# Aim of the task
Restate, word for word, every line of the data.

Collected data entries:
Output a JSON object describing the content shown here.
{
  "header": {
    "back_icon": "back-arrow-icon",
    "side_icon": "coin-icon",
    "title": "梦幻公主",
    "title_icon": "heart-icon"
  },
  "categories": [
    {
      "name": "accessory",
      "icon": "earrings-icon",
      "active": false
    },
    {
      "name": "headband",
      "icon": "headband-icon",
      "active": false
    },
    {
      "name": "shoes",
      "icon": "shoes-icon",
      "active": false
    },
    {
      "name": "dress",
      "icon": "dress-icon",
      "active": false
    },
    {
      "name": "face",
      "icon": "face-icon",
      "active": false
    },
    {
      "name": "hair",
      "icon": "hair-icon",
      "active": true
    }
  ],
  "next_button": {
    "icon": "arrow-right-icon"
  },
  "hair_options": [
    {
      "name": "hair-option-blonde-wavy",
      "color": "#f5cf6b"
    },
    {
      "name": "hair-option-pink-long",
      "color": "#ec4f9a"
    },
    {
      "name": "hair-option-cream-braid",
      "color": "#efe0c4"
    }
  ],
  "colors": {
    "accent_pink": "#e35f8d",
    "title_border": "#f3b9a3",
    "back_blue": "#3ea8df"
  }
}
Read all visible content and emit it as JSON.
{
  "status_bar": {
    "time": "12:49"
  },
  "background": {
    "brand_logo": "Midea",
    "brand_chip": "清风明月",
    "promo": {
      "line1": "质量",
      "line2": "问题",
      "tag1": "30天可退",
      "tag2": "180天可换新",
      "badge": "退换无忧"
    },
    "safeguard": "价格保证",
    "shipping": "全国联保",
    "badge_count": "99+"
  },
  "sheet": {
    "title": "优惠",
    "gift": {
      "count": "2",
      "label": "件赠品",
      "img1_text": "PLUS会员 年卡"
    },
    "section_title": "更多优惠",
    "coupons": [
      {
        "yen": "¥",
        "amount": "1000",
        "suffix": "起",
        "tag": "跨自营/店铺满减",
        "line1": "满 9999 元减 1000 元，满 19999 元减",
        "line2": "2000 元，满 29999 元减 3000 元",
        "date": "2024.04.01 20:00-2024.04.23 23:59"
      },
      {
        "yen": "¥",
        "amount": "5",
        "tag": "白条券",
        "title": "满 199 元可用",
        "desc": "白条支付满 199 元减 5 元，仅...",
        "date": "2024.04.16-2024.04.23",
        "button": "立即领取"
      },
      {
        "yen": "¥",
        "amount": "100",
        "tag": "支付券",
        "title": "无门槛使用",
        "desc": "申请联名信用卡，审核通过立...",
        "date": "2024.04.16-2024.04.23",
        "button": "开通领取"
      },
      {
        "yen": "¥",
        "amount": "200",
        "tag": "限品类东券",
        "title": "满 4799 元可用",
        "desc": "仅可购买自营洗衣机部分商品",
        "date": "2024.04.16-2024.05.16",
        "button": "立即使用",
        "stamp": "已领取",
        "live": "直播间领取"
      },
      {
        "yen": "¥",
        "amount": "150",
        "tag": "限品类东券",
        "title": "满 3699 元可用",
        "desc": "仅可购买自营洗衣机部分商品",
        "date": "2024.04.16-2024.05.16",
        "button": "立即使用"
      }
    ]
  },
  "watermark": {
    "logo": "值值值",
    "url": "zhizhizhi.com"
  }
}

# Right answer
Output a JSON object describing the content shown here.
{
  "header": {
    "back_icon": "back-arrow-icon",
    "side_icon": "coin-icon",
    "title": "梦幻公主",
    "title_icon": "heart-icon"
  },
  "categories": [
    {
      "name": "accessory",
      "icon": "earrings-icon",
      "active": false
    },
    {
      "name": "headband",
      "icon": "headband-icon",
      "active": false
    },
    {
      "name": "shoes",
      "icon": "shoes-icon",
      "active": false
    },
    {
      "name": "dress",
      "icon": "dress-icon",
      "active": false
    },
    {
      "name": "face",
      "icon": "face-icon",
      "active": false
    },
    {
      "name": "hair",
      "icon": "hair-icon",
      "active": true
    }
  ],
  "next_button": {
    "icon": "arrow-right-icon"
  },
  "hair_options": [
    {
      "name": "hair-option-blonde-wavy",
      "color": "#f5cf6b"
    },
    {
      "name": "hair-option-pink-long",
      "color": "#ec4f9a"
    },
    {
      "name": "hair-option-cream-braid",
      "color": "#efe0c4"
    }
  ],
  "colors": {
    "accent_pink": "#e35f8d",
    "title_border": "#f3b9a3",
    "back_blue": "#3ea8df"
  }
}
Read all visible content and emit it as JSON.
{
  "status_bar": {
    "time": "12:49"
  },
  "background": {
    "brand_logo": "Midea",
    "brand_chip": "清风明月",
    "promo": {
      "line1": "质量",
      "line2": "问题",
      "tag1": "30天可退",
      "tag2": "180天可换新",
      "badge": "退换无忧"
    },
    "safeguard": "价格保证",
    "shipping": "全国联保",
    "badge_count": "99+"
  },
  "sheet": {
    "title": "优惠",
    "gift": {
      "count": "2",
      "label": "件赠品",
      "img1_text": "PLUS会员 年卡"
    },
    "section_title": "更多优惠",
    "coupons": [
      {
        "yen": "¥",
        "amount": "1000",
        "suffix": "起",
        "tag": "跨自营/店铺满减",
        "line1": "满 9999 元减 1000 元，满 19999 元减",
        "line2": "2000 元，满 29999 元减 3000 元",
        "date": "2024.04.01 20:00-2024.04.23 23:59"
      },
      {
        "yen": "¥",
        "amount": "5",
        "tag": "白条券",
        "title": "满 199 元可用",
        "desc": "白条支付满 199 元减 5 元，仅...",
        "date": "2024.04.16-2024.04.23",
        "button": "立即领取"
      },
      {
        "yen": "¥",
        "amount": "100",
        "tag": "支付券",
        "title": "无门槛使用",
        "desc": "申请联名信用卡，审核通过立...",
        "date": "2024.04.16-2024.04.23",
        "button": "开通领取"
      },
      {
        "yen": "¥",
        "amount": "200",
        "tag": "限品类东券",
        "title": "满 4799 元可用",
        "desc": "仅可购买自营洗衣机部分商品",
        "date": "2024.04.16-2024.05.16",
        "button": "立即使用",
        "stamp": "已领取",
        "live": "直播间领取"
      },
      {
        "yen": "¥",
        "amount": "150",
        "tag": "限品类东券",
        "title": "满 3699 元可用",
        "desc": "仅可购买自营洗衣机部分商品",
        "date": "2024.04.16-2024.05.16",
        "button": "立即使用"
      }
    ]
  },
  "watermark": {
    "logo": "值值值",
    "url": "zhizhizhi.com"
  }
}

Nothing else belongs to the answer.